Dataset records
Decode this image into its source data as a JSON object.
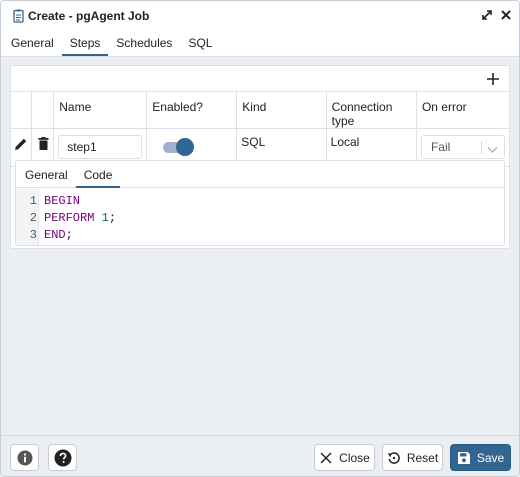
{
  "dialog": {
    "title": "Create - pgAgent Job"
  },
  "tabs": [
    {
      "label": "General",
      "active": false
    },
    {
      "label": "Steps",
      "active": true
    },
    {
      "label": "Schedules",
      "active": false
    },
    {
      "label": "SQL",
      "active": false
    }
  ],
  "steps_table": {
    "columns": [
      "Name",
      "Enabled?",
      "Kind",
      "Connection type",
      "On error"
    ],
    "rows": [
      {
        "name": "step1",
        "enabled": true,
        "kind": "SQL",
        "connection_type": "Local",
        "on_error": "Fail"
      }
    ]
  },
  "step_detail": {
    "tabs": [
      {
        "label": "General",
        "active": false
      },
      {
        "label": "Code",
        "active": true
      }
    ],
    "code_lines": [
      {
        "n": "1",
        "text": "BEGIN"
      },
      {
        "n": "2",
        "text": "PERFORM 1;"
      },
      {
        "n": "3",
        "text": "END;"
      }
    ]
  },
  "footer": {
    "close_label": "Close",
    "reset_label": "Reset",
    "save_label": "Save"
  },
  "colors": {
    "accent": "#326690",
    "background": "#ebeef3"
  },
  "icons": [
    "document-icon",
    "expand-icon",
    "close-icon",
    "plus-icon",
    "edit-icon",
    "trash-icon",
    "chevron-down-icon",
    "info-icon",
    "help-icon",
    "reset-icon",
    "save-icon"
  ]
}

[Work to be completed] Identify how many lines in the entries above contain the word "true" and provide only that figure.

[Solution for this task] 3